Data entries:
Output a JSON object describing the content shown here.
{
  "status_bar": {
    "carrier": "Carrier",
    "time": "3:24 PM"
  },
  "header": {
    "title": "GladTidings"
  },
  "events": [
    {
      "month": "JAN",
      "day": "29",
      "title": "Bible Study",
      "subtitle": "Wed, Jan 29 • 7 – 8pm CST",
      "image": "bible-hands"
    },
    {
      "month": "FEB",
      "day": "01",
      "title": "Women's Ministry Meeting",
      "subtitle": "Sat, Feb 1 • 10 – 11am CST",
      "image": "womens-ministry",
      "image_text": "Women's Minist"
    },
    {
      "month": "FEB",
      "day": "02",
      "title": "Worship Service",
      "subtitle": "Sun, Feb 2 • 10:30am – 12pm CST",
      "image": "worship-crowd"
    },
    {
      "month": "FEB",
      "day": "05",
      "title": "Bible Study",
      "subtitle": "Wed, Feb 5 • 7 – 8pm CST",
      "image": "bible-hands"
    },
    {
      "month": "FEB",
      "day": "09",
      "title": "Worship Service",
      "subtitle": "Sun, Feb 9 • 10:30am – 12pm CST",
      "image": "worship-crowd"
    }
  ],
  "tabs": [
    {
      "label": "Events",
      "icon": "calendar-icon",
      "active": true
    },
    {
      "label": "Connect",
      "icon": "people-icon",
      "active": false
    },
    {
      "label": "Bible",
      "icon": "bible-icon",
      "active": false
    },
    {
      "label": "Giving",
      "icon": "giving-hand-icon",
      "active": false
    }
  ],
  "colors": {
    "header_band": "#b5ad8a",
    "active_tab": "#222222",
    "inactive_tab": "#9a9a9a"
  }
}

WHAT IS BEING ASKED: Copy the entries above exactly, leaving none out.

FINISHED EXERCISE:
Output a JSON object describing the content shown here.
{
  "status_bar": {
    "carrier": "Carrier",
    "time": "3:24 PM"
  },
  "header": {
    "title": "GladTidings"
  },
  "events": [
    {
      "month": "JAN",
      "day": "29",
      "title": "Bible Study",
      "subtitle": "Wed, Jan 29 • 7 – 8pm CST",
      "image": "bible-hands"
    },
    {
      "month": "FEB",
      "day": "01",
      "title": "Women's Ministry Meeting",
      "subtitle": "Sat, Feb 1 • 10 – 11am CST",
      "image": "womens-ministry",
      "image_text": "Women's Minist"
    },
    {
      "month": "FEB",
      "day": "02",
      "title": "Worship Service",
      "subtitle": "Sun, Feb 2 • 10:30am – 12pm CST",
      "image": "worship-crowd"
    },
    {
      "month": "FEB",
      "day": "05",
      "title": "Bible Study",
      "subtitle": "Wed, Feb 5 • 7 – 8pm CST",
      "image": "bible-hands"
    },
    {
      "month": "FEB",
      "day": "09",
      "title": "Worship Service",
      "subtitle": "Sun, Feb 9 • 10:30am – 12pm CST",
      "image": "worship-crowd"
    }
  ],
  "tabs": [
    {
      "label": "Events",
      "icon": "calendar-icon",
      "active": true
    },
    {
      "label": "Connect",
      "icon": "people-icon",
      "active": false
    },
    {
      "label": "Bible",
      "icon": "bible-icon",
      "active": false
    },
    {
      "label": "Giving",
      "icon": "giving-hand-icon",
      "active": false
    }
  ],
  "colors": {
    "header_band": "#b5ad8a",
    "active_tab": "#222222",
    "inactive_tab": "#9a9a9a"
  }
}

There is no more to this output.